--- Exercise goal ---
Without the pictures, reproduce the records that follow exactly.

--- Records ---
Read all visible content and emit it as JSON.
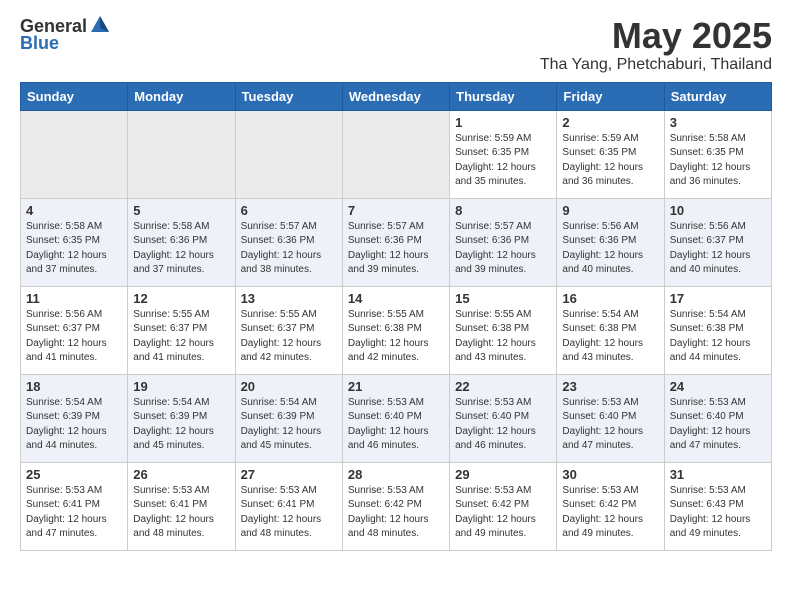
{
  "header": {
    "logo_general": "General",
    "logo_blue": "Blue",
    "month_title": "May 2025",
    "location": "Tha Yang, Phetchaburi, Thailand"
  },
  "weekdays": [
    "Sunday",
    "Monday",
    "Tuesday",
    "Wednesday",
    "Thursday",
    "Friday",
    "Saturday"
  ],
  "weeks": [
    [
      {
        "day": "",
        "info": ""
      },
      {
        "day": "",
        "info": ""
      },
      {
        "day": "",
        "info": ""
      },
      {
        "day": "",
        "info": ""
      },
      {
        "day": "1",
        "info": "Sunrise: 5:59 AM\nSunset: 6:35 PM\nDaylight: 12 hours\nand 35 minutes."
      },
      {
        "day": "2",
        "info": "Sunrise: 5:59 AM\nSunset: 6:35 PM\nDaylight: 12 hours\nand 36 minutes."
      },
      {
        "day": "3",
        "info": "Sunrise: 5:58 AM\nSunset: 6:35 PM\nDaylight: 12 hours\nand 36 minutes."
      }
    ],
    [
      {
        "day": "4",
        "info": "Sunrise: 5:58 AM\nSunset: 6:35 PM\nDaylight: 12 hours\nand 37 minutes."
      },
      {
        "day": "5",
        "info": "Sunrise: 5:58 AM\nSunset: 6:36 PM\nDaylight: 12 hours\nand 37 minutes."
      },
      {
        "day": "6",
        "info": "Sunrise: 5:57 AM\nSunset: 6:36 PM\nDaylight: 12 hours\nand 38 minutes."
      },
      {
        "day": "7",
        "info": "Sunrise: 5:57 AM\nSunset: 6:36 PM\nDaylight: 12 hours\nand 39 minutes."
      },
      {
        "day": "8",
        "info": "Sunrise: 5:57 AM\nSunset: 6:36 PM\nDaylight: 12 hours\nand 39 minutes."
      },
      {
        "day": "9",
        "info": "Sunrise: 5:56 AM\nSunset: 6:36 PM\nDaylight: 12 hours\nand 40 minutes."
      },
      {
        "day": "10",
        "info": "Sunrise: 5:56 AM\nSunset: 6:37 PM\nDaylight: 12 hours\nand 40 minutes."
      }
    ],
    [
      {
        "day": "11",
        "info": "Sunrise: 5:56 AM\nSunset: 6:37 PM\nDaylight: 12 hours\nand 41 minutes."
      },
      {
        "day": "12",
        "info": "Sunrise: 5:55 AM\nSunset: 6:37 PM\nDaylight: 12 hours\nand 41 minutes."
      },
      {
        "day": "13",
        "info": "Sunrise: 5:55 AM\nSunset: 6:37 PM\nDaylight: 12 hours\nand 42 minutes."
      },
      {
        "day": "14",
        "info": "Sunrise: 5:55 AM\nSunset: 6:38 PM\nDaylight: 12 hours\nand 42 minutes."
      },
      {
        "day": "15",
        "info": "Sunrise: 5:55 AM\nSunset: 6:38 PM\nDaylight: 12 hours\nand 43 minutes."
      },
      {
        "day": "16",
        "info": "Sunrise: 5:54 AM\nSunset: 6:38 PM\nDaylight: 12 hours\nand 43 minutes."
      },
      {
        "day": "17",
        "info": "Sunrise: 5:54 AM\nSunset: 6:38 PM\nDaylight: 12 hours\nand 44 minutes."
      }
    ],
    [
      {
        "day": "18",
        "info": "Sunrise: 5:54 AM\nSunset: 6:39 PM\nDaylight: 12 hours\nand 44 minutes."
      },
      {
        "day": "19",
        "info": "Sunrise: 5:54 AM\nSunset: 6:39 PM\nDaylight: 12 hours\nand 45 minutes."
      },
      {
        "day": "20",
        "info": "Sunrise: 5:54 AM\nSunset: 6:39 PM\nDaylight: 12 hours\nand 45 minutes."
      },
      {
        "day": "21",
        "info": "Sunrise: 5:53 AM\nSunset: 6:40 PM\nDaylight: 12 hours\nand 46 minutes."
      },
      {
        "day": "22",
        "info": "Sunrise: 5:53 AM\nSunset: 6:40 PM\nDaylight: 12 hours\nand 46 minutes."
      },
      {
        "day": "23",
        "info": "Sunrise: 5:53 AM\nSunset: 6:40 PM\nDaylight: 12 hours\nand 47 minutes."
      },
      {
        "day": "24",
        "info": "Sunrise: 5:53 AM\nSunset: 6:40 PM\nDaylight: 12 hours\nand 47 minutes."
      }
    ],
    [
      {
        "day": "25",
        "info": "Sunrise: 5:53 AM\nSunset: 6:41 PM\nDaylight: 12 hours\nand 47 minutes."
      },
      {
        "day": "26",
        "info": "Sunrise: 5:53 AM\nSunset: 6:41 PM\nDaylight: 12 hours\nand 48 minutes."
      },
      {
        "day": "27",
        "info": "Sunrise: 5:53 AM\nSunset: 6:41 PM\nDaylight: 12 hours\nand 48 minutes."
      },
      {
        "day": "28",
        "info": "Sunrise: 5:53 AM\nSunset: 6:42 PM\nDaylight: 12 hours\nand 48 minutes."
      },
      {
        "day": "29",
        "info": "Sunrise: 5:53 AM\nSunset: 6:42 PM\nDaylight: 12 hours\nand 49 minutes."
      },
      {
        "day": "30",
        "info": "Sunrise: 5:53 AM\nSunset: 6:42 PM\nDaylight: 12 hours\nand 49 minutes."
      },
      {
        "day": "31",
        "info": "Sunrise: 5:53 AM\nSunset: 6:43 PM\nDaylight: 12 hours\nand 49 minutes."
      }
    ]
  ]
}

--- Written response ---
Read all visible content and emit it as JSON.
{
  "header": {
    "logo_general": "General",
    "logo_blue": "Blue",
    "month_title": "May 2025",
    "location": "Tha Yang, Phetchaburi, Thailand"
  },
  "weekdays": [
    "Sunday",
    "Monday",
    "Tuesday",
    "Wednesday",
    "Thursday",
    "Friday",
    "Saturday"
  ],
  "weeks": [
    [
      {
        "day": "",
        "info": ""
      },
      {
        "day": "",
        "info": ""
      },
      {
        "day": "",
        "info": ""
      },
      {
        "day": "",
        "info": ""
      },
      {
        "day": "1",
        "info": "Sunrise: 5:59 AM\nSunset: 6:35 PM\nDaylight: 12 hours\nand 35 minutes."
      },
      {
        "day": "2",
        "info": "Sunrise: 5:59 AM\nSunset: 6:35 PM\nDaylight: 12 hours\nand 36 minutes."
      },
      {
        "day": "3",
        "info": "Sunrise: 5:58 AM\nSunset: 6:35 PM\nDaylight: 12 hours\nand 36 minutes."
      }
    ],
    [
      {
        "day": "4",
        "info": "Sunrise: 5:58 AM\nSunset: 6:35 PM\nDaylight: 12 hours\nand 37 minutes."
      },
      {
        "day": "5",
        "info": "Sunrise: 5:58 AM\nSunset: 6:36 PM\nDaylight: 12 hours\nand 37 minutes."
      },
      {
        "day": "6",
        "info": "Sunrise: 5:57 AM\nSunset: 6:36 PM\nDaylight: 12 hours\nand 38 minutes."
      },
      {
        "day": "7",
        "info": "Sunrise: 5:57 AM\nSunset: 6:36 PM\nDaylight: 12 hours\nand 39 minutes."
      },
      {
        "day": "8",
        "info": "Sunrise: 5:57 AM\nSunset: 6:36 PM\nDaylight: 12 hours\nand 39 minutes."
      },
      {
        "day": "9",
        "info": "Sunrise: 5:56 AM\nSunset: 6:36 PM\nDaylight: 12 hours\nand 40 minutes."
      },
      {
        "day": "10",
        "info": "Sunrise: 5:56 AM\nSunset: 6:37 PM\nDaylight: 12 hours\nand 40 minutes."
      }
    ],
    [
      {
        "day": "11",
        "info": "Sunrise: 5:56 AM\nSunset: 6:37 PM\nDaylight: 12 hours\nand 41 minutes."
      },
      {
        "day": "12",
        "info": "Sunrise: 5:55 AM\nSunset: 6:37 PM\nDaylight: 12 hours\nand 41 minutes."
      },
      {
        "day": "13",
        "info": "Sunrise: 5:55 AM\nSunset: 6:37 PM\nDaylight: 12 hours\nand 42 minutes."
      },
      {
        "day": "14",
        "info": "Sunrise: 5:55 AM\nSunset: 6:38 PM\nDaylight: 12 hours\nand 42 minutes."
      },
      {
        "day": "15",
        "info": "Sunrise: 5:55 AM\nSunset: 6:38 PM\nDaylight: 12 hours\nand 43 minutes."
      },
      {
        "day": "16",
        "info": "Sunrise: 5:54 AM\nSunset: 6:38 PM\nDaylight: 12 hours\nand 43 minutes."
      },
      {
        "day": "17",
        "info": "Sunrise: 5:54 AM\nSunset: 6:38 PM\nDaylight: 12 hours\nand 44 minutes."
      }
    ],
    [
      {
        "day": "18",
        "info": "Sunrise: 5:54 AM\nSunset: 6:39 PM\nDaylight: 12 hours\nand 44 minutes."
      },
      {
        "day": "19",
        "info": "Sunrise: 5:54 AM\nSunset: 6:39 PM\nDaylight: 12 hours\nand 45 minutes."
      },
      {
        "day": "20",
        "info": "Sunrise: 5:54 AM\nSunset: 6:39 PM\nDaylight: 12 hours\nand 45 minutes."
      },
      {
        "day": "21",
        "info": "Sunrise: 5:53 AM\nSunset: 6:40 PM\nDaylight: 12 hours\nand 46 minutes."
      },
      {
        "day": "22",
        "info": "Sunrise: 5:53 AM\nSunset: 6:40 PM\nDaylight: 12 hours\nand 46 minutes."
      },
      {
        "day": "23",
        "info": "Sunrise: 5:53 AM\nSunset: 6:40 PM\nDaylight: 12 hours\nand 47 minutes."
      },
      {
        "day": "24",
        "info": "Sunrise: 5:53 AM\nSunset: 6:40 PM\nDaylight: 12 hours\nand 47 minutes."
      }
    ],
    [
      {
        "day": "25",
        "info": "Sunrise: 5:53 AM\nSunset: 6:41 PM\nDaylight: 12 hours\nand 47 minutes."
      },
      {
        "day": "26",
        "info": "Sunrise: 5:53 AM\nSunset: 6:41 PM\nDaylight: 12 hours\nand 48 minutes."
      },
      {
        "day": "27",
        "info": "Sunrise: 5:53 AM\nSunset: 6:41 PM\nDaylight: 12 hours\nand 48 minutes."
      },
      {
        "day": "28",
        "info": "Sunrise: 5:53 AM\nSunset: 6:42 PM\nDaylight: 12 hours\nand 48 minutes."
      },
      {
        "day": "29",
        "info": "Sunrise: 5:53 AM\nSunset: 6:42 PM\nDaylight: 12 hours\nand 49 minutes."
      },
      {
        "day": "30",
        "info": "Sunrise: 5:53 AM\nSunset: 6:42 PM\nDaylight: 12 hours\nand 49 minutes."
      },
      {
        "day": "31",
        "info": "Sunrise: 5:53 AM\nSunset: 6:43 PM\nDaylight: 12 hours\nand 49 minutes."
      }
    ]
  ]
}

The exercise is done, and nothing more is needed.